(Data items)
>>>
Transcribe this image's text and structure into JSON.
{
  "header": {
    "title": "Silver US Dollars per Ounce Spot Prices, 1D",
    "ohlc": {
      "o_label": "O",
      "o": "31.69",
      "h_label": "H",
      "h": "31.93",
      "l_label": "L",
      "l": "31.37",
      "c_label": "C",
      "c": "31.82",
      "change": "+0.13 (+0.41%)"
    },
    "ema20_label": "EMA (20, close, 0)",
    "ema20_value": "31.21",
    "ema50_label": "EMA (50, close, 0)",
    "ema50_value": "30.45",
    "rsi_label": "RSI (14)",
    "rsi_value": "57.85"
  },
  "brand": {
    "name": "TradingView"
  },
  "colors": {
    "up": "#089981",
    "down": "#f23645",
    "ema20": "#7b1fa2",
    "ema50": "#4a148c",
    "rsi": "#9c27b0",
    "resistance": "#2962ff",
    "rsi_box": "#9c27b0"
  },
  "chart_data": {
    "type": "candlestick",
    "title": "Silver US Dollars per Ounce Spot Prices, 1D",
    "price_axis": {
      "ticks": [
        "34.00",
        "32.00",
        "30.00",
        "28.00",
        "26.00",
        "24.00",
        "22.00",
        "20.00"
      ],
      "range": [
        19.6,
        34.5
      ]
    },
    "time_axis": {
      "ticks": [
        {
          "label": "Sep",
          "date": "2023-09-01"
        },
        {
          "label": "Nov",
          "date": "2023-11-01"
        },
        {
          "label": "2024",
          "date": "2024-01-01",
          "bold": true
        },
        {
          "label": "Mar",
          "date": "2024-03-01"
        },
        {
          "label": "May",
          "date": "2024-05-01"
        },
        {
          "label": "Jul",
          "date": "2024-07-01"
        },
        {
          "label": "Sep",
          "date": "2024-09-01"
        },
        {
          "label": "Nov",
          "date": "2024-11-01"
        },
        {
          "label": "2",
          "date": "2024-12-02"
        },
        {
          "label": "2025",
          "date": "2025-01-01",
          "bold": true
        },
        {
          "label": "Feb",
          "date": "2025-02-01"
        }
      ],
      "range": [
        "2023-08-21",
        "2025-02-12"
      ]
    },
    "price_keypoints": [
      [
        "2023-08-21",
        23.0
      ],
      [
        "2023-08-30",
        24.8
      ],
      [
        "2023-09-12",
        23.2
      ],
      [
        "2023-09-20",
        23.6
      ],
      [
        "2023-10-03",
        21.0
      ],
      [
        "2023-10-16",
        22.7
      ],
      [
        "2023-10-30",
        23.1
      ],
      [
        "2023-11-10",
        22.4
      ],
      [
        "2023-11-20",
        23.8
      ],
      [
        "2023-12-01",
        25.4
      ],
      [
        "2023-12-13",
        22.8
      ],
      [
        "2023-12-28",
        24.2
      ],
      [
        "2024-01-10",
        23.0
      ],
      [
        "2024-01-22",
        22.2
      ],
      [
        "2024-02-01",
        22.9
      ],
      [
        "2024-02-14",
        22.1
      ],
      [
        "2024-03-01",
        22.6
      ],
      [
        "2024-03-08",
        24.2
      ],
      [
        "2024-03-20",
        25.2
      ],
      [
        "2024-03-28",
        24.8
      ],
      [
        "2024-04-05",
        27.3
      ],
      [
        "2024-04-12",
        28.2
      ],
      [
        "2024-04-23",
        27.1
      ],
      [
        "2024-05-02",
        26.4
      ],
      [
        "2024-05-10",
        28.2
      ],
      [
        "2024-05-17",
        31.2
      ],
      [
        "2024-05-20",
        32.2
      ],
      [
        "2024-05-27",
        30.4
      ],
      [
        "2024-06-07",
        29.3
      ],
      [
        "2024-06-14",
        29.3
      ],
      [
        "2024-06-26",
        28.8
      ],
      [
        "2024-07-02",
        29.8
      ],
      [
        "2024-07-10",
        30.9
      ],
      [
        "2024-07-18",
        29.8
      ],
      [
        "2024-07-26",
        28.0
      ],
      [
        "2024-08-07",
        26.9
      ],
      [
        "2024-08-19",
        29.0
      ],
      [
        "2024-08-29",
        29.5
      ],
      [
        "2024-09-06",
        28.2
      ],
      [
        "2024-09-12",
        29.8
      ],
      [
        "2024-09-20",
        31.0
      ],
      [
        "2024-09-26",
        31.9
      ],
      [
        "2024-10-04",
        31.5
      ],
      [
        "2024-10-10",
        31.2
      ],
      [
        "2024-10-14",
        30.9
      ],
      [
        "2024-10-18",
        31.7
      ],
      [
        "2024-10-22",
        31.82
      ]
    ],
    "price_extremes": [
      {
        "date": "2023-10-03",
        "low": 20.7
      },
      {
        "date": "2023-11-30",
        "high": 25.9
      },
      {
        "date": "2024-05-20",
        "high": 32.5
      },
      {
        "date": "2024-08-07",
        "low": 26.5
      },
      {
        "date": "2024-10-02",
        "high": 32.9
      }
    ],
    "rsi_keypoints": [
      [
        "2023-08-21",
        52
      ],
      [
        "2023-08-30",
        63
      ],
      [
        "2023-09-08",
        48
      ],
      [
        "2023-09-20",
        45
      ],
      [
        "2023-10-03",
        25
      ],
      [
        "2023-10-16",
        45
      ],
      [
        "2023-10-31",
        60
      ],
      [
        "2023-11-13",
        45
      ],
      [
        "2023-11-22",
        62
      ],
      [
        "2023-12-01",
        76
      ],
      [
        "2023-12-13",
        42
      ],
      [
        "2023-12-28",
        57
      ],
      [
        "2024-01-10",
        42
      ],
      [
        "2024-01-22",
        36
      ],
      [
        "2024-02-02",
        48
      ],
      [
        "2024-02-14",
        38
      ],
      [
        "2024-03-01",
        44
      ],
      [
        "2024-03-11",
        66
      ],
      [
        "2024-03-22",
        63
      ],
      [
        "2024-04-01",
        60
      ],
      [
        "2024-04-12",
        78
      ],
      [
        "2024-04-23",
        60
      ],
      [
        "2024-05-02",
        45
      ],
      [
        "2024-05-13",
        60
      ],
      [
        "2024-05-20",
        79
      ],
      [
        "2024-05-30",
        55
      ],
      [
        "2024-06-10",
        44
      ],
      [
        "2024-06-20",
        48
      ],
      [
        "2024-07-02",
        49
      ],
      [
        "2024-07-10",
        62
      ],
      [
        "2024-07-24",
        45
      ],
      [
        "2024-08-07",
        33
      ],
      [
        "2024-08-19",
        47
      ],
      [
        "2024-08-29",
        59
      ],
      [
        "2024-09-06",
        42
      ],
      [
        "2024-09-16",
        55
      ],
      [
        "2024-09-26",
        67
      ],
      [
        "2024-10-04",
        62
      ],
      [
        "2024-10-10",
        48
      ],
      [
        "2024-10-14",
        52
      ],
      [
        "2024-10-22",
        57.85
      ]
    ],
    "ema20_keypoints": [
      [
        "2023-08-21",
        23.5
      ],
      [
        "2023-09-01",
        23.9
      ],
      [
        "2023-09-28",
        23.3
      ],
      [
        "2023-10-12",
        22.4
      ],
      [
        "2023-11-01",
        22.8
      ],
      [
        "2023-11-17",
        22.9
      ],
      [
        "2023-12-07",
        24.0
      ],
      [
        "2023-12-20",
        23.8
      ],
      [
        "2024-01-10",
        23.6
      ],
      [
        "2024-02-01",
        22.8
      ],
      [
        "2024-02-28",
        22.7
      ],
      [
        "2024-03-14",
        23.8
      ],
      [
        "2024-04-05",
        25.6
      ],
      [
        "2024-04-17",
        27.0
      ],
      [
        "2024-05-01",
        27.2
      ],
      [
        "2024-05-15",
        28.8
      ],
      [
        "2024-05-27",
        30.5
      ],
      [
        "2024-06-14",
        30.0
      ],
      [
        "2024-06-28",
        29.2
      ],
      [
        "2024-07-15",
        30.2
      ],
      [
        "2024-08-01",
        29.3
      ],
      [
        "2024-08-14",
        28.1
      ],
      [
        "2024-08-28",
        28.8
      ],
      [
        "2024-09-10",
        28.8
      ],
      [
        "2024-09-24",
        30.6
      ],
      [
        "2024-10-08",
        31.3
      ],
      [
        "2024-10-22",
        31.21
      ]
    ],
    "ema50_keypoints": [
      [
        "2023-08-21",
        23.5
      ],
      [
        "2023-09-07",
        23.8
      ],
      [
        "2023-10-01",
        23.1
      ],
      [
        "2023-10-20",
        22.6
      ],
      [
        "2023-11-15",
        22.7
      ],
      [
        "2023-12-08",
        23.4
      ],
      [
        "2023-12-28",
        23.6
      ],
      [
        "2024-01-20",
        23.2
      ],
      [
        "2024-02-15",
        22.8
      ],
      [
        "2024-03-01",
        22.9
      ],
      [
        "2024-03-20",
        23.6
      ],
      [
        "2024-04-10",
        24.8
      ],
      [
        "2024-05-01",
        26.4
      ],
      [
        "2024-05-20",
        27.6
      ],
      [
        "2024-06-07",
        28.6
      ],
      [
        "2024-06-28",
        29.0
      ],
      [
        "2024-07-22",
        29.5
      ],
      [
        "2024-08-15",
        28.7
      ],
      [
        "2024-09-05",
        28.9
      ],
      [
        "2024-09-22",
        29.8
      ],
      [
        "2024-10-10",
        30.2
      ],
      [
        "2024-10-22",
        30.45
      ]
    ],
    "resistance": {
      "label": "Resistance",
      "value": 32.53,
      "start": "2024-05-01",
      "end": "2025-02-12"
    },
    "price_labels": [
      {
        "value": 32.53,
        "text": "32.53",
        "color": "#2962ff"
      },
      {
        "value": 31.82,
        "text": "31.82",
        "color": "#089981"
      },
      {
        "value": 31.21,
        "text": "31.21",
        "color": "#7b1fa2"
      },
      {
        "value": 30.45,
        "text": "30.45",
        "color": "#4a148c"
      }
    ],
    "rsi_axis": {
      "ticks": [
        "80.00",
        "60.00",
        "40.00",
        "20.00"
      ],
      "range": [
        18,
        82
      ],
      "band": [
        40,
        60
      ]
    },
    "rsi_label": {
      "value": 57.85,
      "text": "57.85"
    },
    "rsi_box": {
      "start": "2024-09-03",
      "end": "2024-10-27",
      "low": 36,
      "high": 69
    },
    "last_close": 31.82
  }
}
<<<
What you will do
Going through the data, tally the lines containing "text" and report only the result.

Written response
6